**Do this:** From the entries below, copy out every line with "following" in it.

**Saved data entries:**
***

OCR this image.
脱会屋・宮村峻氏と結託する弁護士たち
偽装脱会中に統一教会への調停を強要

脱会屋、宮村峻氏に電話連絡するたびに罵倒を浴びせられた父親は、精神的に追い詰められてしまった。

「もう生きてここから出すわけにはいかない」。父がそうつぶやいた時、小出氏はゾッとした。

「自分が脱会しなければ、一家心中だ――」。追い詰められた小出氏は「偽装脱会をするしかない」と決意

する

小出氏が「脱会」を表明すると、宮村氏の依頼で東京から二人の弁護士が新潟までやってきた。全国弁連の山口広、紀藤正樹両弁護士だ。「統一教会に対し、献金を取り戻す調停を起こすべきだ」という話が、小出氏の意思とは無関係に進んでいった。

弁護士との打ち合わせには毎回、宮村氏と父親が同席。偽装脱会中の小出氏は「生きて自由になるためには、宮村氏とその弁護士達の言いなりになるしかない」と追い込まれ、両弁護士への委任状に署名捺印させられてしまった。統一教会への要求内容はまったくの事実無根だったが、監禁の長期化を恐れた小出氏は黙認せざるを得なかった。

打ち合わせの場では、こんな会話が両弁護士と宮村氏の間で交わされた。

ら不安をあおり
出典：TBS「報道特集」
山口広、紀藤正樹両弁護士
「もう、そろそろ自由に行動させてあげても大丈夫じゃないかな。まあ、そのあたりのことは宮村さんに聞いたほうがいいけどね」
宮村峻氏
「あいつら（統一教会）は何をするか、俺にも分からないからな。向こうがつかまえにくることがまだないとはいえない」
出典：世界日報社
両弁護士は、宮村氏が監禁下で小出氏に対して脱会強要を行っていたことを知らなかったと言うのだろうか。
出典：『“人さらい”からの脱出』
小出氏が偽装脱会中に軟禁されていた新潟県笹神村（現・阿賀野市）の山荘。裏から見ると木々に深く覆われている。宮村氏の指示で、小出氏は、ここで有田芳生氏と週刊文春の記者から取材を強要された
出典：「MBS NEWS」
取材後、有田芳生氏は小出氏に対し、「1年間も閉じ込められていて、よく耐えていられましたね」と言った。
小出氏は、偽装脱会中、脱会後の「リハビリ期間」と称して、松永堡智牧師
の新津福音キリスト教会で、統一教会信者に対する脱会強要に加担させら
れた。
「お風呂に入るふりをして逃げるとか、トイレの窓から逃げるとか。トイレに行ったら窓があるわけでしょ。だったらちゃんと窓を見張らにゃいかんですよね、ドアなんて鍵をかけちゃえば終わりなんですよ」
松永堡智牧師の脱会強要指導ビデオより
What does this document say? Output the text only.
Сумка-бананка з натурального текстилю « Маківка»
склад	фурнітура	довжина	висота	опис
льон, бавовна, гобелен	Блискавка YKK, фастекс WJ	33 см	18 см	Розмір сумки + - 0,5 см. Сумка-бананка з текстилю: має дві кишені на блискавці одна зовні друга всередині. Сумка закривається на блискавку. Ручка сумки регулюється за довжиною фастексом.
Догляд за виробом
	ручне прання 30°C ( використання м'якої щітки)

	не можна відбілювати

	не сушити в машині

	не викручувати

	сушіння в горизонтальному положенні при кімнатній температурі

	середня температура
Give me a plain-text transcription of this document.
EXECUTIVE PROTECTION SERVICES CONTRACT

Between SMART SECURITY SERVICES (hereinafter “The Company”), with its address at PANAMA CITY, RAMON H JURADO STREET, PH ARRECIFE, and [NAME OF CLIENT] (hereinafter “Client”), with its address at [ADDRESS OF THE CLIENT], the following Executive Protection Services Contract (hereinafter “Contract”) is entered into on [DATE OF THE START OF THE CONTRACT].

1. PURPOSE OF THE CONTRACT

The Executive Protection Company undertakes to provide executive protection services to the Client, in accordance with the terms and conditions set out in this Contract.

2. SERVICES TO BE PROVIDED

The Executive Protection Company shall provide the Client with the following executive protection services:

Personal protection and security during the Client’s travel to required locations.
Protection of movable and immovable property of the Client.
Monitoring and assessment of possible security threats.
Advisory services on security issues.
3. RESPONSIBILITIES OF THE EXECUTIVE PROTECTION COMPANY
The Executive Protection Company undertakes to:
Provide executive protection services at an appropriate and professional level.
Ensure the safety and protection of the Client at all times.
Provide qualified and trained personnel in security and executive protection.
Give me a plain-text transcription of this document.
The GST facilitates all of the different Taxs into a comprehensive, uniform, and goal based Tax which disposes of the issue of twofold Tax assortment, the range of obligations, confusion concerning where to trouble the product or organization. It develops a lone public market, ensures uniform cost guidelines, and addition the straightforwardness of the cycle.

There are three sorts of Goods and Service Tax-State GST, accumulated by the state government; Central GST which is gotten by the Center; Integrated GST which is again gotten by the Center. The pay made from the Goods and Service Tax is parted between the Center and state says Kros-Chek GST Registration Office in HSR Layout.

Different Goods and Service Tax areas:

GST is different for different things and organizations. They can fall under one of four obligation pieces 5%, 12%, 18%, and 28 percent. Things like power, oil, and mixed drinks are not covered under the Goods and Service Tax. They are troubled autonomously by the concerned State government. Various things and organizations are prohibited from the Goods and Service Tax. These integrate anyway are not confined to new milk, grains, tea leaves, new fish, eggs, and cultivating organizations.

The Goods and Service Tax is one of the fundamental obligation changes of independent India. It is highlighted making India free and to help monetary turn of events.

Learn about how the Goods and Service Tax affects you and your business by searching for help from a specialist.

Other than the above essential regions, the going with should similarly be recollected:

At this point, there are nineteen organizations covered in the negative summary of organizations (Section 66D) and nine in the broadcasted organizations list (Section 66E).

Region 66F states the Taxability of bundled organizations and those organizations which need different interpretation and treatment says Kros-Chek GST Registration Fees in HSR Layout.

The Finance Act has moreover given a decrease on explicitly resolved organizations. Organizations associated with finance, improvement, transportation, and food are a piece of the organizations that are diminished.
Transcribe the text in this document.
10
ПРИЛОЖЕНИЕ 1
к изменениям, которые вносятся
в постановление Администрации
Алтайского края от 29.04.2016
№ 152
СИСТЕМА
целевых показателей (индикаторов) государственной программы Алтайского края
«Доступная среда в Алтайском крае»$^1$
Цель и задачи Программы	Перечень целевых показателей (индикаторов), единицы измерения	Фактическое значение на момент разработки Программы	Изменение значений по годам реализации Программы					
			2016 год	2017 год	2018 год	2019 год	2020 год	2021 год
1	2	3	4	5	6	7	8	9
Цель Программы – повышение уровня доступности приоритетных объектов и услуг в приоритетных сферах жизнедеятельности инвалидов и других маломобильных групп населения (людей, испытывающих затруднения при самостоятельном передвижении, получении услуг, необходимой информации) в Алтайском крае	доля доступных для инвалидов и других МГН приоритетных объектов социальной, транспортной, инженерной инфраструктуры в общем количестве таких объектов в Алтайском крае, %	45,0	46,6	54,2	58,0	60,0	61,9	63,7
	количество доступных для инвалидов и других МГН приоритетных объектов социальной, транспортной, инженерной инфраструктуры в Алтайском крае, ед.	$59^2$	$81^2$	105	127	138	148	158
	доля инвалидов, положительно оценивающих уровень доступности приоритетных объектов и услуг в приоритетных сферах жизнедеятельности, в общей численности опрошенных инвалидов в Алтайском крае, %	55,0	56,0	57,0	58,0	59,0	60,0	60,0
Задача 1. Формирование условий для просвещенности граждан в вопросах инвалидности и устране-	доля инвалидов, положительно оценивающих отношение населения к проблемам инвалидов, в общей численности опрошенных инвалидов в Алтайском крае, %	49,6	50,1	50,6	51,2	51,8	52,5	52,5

***

**Output for this exercise:**
Between SMART SECURITY SERVICES (hereinafter “The Company”), with its address at PANAMA CITY, RAMON H JURADO STREET, PH ARRECIFE, and [NAME OF CLIENT] (hereinafter “Client”), with its address at [ADDRESS OF THE CLIENT], the following Executive Protection Services Contract (hereinafter “Contract”) is entered into on [DATE OF THE START OF THE CONTRACT].
The Executive Protection Company shall provide the Client with the following executive protection services:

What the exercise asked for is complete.